Source data ▸
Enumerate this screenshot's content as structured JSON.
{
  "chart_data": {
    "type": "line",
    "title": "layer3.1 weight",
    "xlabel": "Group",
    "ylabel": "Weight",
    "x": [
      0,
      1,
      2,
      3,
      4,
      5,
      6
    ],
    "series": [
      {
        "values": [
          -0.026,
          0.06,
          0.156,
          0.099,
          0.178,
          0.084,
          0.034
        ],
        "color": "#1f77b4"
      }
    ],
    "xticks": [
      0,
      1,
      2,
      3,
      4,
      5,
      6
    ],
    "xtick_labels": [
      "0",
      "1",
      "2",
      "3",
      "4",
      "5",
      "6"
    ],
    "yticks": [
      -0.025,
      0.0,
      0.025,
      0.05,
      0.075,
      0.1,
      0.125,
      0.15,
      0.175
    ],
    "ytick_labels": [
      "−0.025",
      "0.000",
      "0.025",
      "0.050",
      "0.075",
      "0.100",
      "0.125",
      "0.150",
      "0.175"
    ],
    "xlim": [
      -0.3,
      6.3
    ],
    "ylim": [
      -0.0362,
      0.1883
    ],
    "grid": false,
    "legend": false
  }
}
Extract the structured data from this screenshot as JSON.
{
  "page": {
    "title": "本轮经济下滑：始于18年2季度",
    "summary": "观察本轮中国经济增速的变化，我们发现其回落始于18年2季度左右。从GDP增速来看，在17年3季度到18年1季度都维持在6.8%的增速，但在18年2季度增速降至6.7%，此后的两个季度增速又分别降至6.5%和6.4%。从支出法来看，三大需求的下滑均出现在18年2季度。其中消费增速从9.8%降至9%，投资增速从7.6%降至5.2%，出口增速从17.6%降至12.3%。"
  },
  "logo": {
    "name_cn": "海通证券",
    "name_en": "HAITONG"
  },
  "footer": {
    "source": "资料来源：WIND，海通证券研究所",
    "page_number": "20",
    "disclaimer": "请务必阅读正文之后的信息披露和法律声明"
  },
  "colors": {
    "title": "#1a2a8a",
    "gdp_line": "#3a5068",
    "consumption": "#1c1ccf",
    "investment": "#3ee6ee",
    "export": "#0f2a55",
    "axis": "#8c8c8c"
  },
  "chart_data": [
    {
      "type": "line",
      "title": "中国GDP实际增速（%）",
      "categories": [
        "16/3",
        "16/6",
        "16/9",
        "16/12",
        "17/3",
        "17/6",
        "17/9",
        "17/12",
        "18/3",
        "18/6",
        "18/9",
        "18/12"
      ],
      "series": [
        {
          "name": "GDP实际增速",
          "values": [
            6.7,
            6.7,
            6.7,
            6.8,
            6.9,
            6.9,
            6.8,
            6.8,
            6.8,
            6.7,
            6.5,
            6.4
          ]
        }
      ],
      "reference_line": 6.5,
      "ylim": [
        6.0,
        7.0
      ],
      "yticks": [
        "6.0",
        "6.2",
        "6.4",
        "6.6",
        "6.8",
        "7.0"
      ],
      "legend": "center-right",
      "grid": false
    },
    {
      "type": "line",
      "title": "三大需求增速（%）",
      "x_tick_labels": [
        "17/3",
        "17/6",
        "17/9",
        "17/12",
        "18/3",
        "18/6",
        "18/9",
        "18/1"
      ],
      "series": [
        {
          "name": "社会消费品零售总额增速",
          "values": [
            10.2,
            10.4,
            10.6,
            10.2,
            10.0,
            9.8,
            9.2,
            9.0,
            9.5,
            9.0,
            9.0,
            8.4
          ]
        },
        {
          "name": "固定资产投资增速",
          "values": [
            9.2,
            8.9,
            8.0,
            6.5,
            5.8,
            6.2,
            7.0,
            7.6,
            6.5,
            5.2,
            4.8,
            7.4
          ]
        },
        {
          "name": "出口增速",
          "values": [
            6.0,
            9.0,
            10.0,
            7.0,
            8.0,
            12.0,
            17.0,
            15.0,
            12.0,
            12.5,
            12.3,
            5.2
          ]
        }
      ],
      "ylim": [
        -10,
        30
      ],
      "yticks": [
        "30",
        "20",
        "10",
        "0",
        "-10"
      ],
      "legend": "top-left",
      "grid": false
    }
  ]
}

The task ▸
Locate all lines in the listing above with the word "false" and copy them.

Answer to the task ▸
    "grid": false,
    "legend": false
      "grid": false
      "grid": false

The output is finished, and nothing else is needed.